WHAT YOU SHOULD DO: Transcribe every line below word for word, with no changes.

RAW DATA:
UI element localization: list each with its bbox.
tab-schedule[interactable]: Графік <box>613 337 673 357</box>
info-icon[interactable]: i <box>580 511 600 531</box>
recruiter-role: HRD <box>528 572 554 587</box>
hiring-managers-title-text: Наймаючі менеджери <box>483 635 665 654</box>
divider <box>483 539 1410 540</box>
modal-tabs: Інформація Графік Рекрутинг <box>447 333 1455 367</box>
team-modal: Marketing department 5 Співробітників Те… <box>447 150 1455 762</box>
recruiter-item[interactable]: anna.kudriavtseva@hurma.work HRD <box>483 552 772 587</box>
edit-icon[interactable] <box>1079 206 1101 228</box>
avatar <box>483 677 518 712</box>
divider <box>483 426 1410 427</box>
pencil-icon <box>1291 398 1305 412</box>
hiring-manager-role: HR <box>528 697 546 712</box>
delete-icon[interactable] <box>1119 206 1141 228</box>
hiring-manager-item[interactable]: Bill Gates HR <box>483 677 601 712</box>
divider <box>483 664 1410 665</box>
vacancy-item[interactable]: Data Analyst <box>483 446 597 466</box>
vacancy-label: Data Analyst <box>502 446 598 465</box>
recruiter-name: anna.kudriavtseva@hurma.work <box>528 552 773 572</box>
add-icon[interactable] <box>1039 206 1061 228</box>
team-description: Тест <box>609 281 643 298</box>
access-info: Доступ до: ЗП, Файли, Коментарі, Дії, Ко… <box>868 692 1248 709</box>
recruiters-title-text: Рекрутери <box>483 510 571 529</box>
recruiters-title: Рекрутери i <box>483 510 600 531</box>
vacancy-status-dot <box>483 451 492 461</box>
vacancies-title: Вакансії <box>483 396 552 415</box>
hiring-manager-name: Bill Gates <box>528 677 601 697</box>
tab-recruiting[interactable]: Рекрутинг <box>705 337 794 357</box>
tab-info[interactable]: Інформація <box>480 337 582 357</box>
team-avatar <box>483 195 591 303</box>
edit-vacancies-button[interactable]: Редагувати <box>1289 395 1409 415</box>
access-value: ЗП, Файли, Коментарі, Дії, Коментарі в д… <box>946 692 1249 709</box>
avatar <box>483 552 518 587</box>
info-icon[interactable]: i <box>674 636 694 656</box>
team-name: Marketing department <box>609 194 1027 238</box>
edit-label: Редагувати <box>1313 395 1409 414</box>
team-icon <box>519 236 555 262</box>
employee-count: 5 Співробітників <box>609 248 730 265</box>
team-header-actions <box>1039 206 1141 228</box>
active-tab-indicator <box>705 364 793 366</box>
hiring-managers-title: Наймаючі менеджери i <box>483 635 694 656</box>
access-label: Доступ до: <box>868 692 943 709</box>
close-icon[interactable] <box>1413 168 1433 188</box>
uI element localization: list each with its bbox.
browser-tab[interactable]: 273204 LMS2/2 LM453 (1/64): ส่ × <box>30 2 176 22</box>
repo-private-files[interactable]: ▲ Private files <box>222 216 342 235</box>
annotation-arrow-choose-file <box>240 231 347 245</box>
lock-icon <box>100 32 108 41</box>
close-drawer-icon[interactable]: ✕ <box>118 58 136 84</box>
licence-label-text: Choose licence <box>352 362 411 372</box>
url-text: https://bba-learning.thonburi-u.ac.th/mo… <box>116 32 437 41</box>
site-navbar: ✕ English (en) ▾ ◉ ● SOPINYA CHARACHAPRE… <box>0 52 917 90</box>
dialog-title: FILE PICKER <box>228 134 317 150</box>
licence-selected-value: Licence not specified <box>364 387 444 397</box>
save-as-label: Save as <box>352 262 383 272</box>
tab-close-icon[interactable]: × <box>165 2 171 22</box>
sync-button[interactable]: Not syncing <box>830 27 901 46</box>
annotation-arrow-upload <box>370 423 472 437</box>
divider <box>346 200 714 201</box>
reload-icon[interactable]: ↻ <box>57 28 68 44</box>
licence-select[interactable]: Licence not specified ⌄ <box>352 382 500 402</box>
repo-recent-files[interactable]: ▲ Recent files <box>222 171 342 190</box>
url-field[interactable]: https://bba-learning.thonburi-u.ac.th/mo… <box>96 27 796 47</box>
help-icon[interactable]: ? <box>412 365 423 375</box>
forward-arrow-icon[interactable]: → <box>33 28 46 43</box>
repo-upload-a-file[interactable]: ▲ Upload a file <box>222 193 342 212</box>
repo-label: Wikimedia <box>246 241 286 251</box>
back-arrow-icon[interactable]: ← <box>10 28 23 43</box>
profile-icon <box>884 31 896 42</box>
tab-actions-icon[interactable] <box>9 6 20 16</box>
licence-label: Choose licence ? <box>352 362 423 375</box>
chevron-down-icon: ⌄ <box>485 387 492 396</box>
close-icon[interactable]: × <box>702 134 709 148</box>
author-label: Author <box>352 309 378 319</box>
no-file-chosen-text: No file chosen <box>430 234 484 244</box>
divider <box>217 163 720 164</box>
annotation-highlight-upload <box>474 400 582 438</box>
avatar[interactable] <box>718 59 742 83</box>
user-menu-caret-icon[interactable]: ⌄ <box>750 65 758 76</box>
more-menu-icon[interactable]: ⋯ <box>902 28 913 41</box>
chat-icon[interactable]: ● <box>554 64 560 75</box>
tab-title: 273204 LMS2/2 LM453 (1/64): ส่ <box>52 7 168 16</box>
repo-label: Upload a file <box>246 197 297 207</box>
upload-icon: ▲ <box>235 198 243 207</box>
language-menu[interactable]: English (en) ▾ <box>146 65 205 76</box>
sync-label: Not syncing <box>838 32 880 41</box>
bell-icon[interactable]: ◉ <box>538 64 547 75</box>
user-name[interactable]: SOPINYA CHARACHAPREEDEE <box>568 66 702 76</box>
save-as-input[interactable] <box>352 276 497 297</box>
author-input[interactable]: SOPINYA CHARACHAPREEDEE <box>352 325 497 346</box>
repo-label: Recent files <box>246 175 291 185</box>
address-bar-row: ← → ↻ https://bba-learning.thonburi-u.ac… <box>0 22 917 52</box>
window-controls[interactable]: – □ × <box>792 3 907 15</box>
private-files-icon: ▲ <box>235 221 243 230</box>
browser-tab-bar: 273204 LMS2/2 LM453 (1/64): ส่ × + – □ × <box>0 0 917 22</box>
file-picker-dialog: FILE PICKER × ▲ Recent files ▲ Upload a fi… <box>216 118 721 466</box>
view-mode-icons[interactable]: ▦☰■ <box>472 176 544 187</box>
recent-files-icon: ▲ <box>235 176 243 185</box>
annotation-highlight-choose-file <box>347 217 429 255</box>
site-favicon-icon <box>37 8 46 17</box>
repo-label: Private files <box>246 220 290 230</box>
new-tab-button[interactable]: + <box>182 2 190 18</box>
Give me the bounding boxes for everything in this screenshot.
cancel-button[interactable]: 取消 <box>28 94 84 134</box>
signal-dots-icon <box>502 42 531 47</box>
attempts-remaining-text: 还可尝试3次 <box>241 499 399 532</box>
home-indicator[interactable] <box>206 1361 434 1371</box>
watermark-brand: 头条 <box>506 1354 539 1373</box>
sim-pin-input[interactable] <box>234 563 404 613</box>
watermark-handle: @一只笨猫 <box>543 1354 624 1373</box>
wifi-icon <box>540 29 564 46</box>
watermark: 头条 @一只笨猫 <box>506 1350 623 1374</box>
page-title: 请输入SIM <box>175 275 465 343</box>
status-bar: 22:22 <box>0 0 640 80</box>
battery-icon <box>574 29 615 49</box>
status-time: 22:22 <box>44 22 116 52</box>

TASK RESULT:
UI element localization: list each with its bbox.
tab-schedule[interactable]: Графік <box>613 337 673 357</box>
info-icon[interactable]: i <box>580 511 600 531</box>
recruiter-role: HRD <box>528 572 554 587</box>
hiring-managers-title-text: Наймаючі менеджери <box>483 635 665 654</box>
divider <box>483 539 1410 540</box>
modal-tabs: Інформація Графік Рекрутинг <box>447 333 1455 367</box>
team-modal: Marketing department 5 Співробітників Те… <box>447 150 1455 762</box>
recruiter-item[interactable]: anna.kudriavtseva@hurma.work HRD <box>483 552 772 587</box>
edit-icon[interactable] <box>1079 206 1101 228</box>
avatar <box>483 677 518 712</box>
divider <box>483 426 1410 427</box>
pencil-icon <box>1291 398 1305 412</box>
hiring-manager-role: HR <box>528 697 546 712</box>
delete-icon[interactable] <box>1119 206 1141 228</box>
hiring-manager-item[interactable]: Bill Gates HR <box>483 677 601 712</box>
divider <box>483 664 1410 665</box>
vacancy-item[interactable]: Data Analyst <box>483 446 597 466</box>
vacancy-label: Data Analyst <box>502 446 598 465</box>
recruiter-name: anna.kudriavtseva@hurma.work <box>528 552 773 572</box>
add-icon[interactable] <box>1039 206 1061 228</box>
team-description: Тест <box>609 281 643 298</box>
access-info: Доступ до: ЗП, Файли, Коментарі, Дії, Ко… <box>868 692 1248 709</box>
recruiters-title-text: Рекрутери <box>483 510 571 529</box>
recruiters-title: Рекрутери i <box>483 510 600 531</box>
vacancy-status-dot <box>483 451 492 461</box>
vacancies-title: Вакансії <box>483 396 552 415</box>
hiring-manager-name: Bill Gates <box>528 677 601 697</box>
tab-recruiting[interactable]: Рекрутинг <box>705 337 794 357</box>
tab-info[interactable]: Інформація <box>480 337 582 357</box>
team-avatar <box>483 195 591 303</box>
edit-vacancies-button[interactable]: Редагувати <box>1289 395 1409 415</box>
access-value: ЗП, Файли, Коментарі, Дії, Коментарі в д… <box>946 692 1249 709</box>
avatar <box>483 552 518 587</box>
info-icon[interactable]: i <box>674 636 694 656</box>
team-name: Marketing department <box>609 194 1027 238</box>
edit-label: Редагувати <box>1313 395 1409 414</box>
team-icon <box>519 236 555 262</box>
employee-count: 5 Співробітників <box>609 248 730 265</box>
team-header-actions <box>1039 206 1141 228</box>
active-tab-indicator <box>705 364 793 366</box>
hiring-managers-title: Наймаючі менеджери i <box>483 635 694 656</box>
access-label: Доступ до: <box>868 692 943 709</box>
close-icon[interactable] <box>1413 168 1433 188</box>
uI element localization: list each with its bbox.
browser-tab[interactable]: 273204 LMS2/2 LM453 (1/64): ส่ × <box>30 2 176 22</box>
repo-private-files[interactable]: ▲ Private files <box>222 216 342 235</box>
annotation-arrow-choose-file <box>240 231 347 245</box>
lock-icon <box>100 32 108 41</box>
close-drawer-icon[interactable]: ✕ <box>118 58 136 84</box>
licence-label-text: Choose licence <box>352 362 411 372</box>
url-text: https://bba-learning.thonburi-u.ac.th/mo… <box>116 32 437 41</box>
site-navbar: ✕ English (en) ▾ ◉ ● SOPINYA CHARACHAPRE… <box>0 52 917 90</box>
dialog-title: FILE PICKER <box>228 134 317 150</box>
licence-selected-value: Licence not specified <box>364 387 444 397</box>
save-as-label: Save as <box>352 262 383 272</box>
tab-close-icon[interactable]: × <box>165 2 171 22</box>
sync-button[interactable]: Not syncing <box>830 27 901 46</box>
annotation-arrow-upload <box>370 423 472 437</box>
divider <box>346 200 714 201</box>
reload-icon[interactable]: ↻ <box>57 28 68 44</box>
licence-select[interactable]: Licence not specified ⌄ <box>352 382 500 402</box>
repo-recent-files[interactable]: ▲ Recent files <box>222 171 342 190</box>
url-field[interactable]: https://bba-learning.thonburi-u.ac.th/mo… <box>96 27 796 47</box>
help-icon[interactable]: ? <box>412 365 423 375</box>
forward-arrow-icon[interactable]: → <box>33 28 46 43</box>
repo-upload-a-file[interactable]: ▲ Upload a file <box>222 193 342 212</box>
repo-label: Wikimedia <box>246 241 286 251</box>
back-arrow-icon[interactable]: ← <box>10 28 23 43</box>
profile-icon <box>884 31 896 42</box>
tab-actions-icon[interactable] <box>9 6 20 16</box>
licence-label: Choose licence ? <box>352 362 423 375</box>
chevron-down-icon: ⌄ <box>485 387 492 396</box>
close-icon[interactable]: × <box>702 134 709 148</box>
author-label: Author <box>352 309 378 319</box>
no-file-chosen-text: No file chosen <box>430 234 484 244</box>
divider <box>217 163 720 164</box>
annotation-highlight-upload <box>474 400 582 438</box>
avatar[interactable] <box>718 59 742 83</box>
user-menu-caret-icon[interactable]: ⌄ <box>750 65 758 76</box>
more-menu-icon[interactable]: ⋯ <box>902 28 913 41</box>
chat-icon[interactable]: ● <box>554 64 560 75</box>
tab-title: 273204 LMS2/2 LM453 (1/64): ส่ <box>52 7 168 16</box>
repo-label: Upload a file <box>246 197 297 207</box>
upload-icon: ▲ <box>235 198 243 207</box>
language-menu[interactable]: English (en) ▾ <box>146 65 205 76</box>
sync-label: Not syncing <box>838 32 880 41</box>
bell-icon[interactable]: ◉ <box>538 64 547 75</box>
user-name[interactable]: SOPINYA CHARACHAPREEDEE <box>568 66 702 76</box>
save-as-input[interactable] <box>352 276 497 297</box>
author-input[interactable]: SOPINYA CHARACHAPREEDEE <box>352 325 497 346</box>
repo-label: Recent files <box>246 175 291 185</box>
address-bar-row: ← → ↻ https://bba-learning.thonburi-u.ac… <box>0 22 917 52</box>
window-controls[interactable]: – □ × <box>792 3 907 15</box>
private-files-icon: ▲ <box>235 221 243 230</box>
browser-tab-bar: 273204 LMS2/2 LM453 (1/64): ส่ × + – □ × <box>0 0 917 22</box>
file-picker-dialog: FILE PICKER × ▲ Recent files ▲ Upload a fi… <box>216 118 721 466</box>
view-mode-icons[interactable]: ▦☰■ <box>472 176 544 187</box>
recent-files-icon: ▲ <box>235 176 243 185</box>
annotation-highlight-choose-file <box>347 217 429 255</box>
site-favicon-icon <box>37 8 46 17</box>
repo-label: Private files <box>246 220 290 230</box>
new-tab-button[interactable]: + <box>182 2 190 18</box>
Give me the bounding boxes for everything in this screenshot.
cancel-button[interactable]: 取消 <box>28 94 84 134</box>
signal-dots-icon <box>502 42 531 47</box>
attempts-remaining-text: 还可尝试3次 <box>241 499 399 532</box>
home-indicator[interactable] <box>206 1361 434 1371</box>
watermark-brand: 头条 <box>506 1354 539 1373</box>
sim-pin-input[interactable] <box>234 563 404 613</box>
watermark-handle: @一只笨猫 <box>543 1354 624 1373</box>
wifi-icon <box>540 29 564 46</box>
watermark: 头条 @一只笨猫 <box>506 1350 623 1374</box>
page-title: 请输入SIM <box>175 275 465 343</box>
status-bar: 22:22 <box>0 0 640 80</box>
battery-icon <box>574 29 615 49</box>
status-time: 22:22 <box>44 22 116 52</box>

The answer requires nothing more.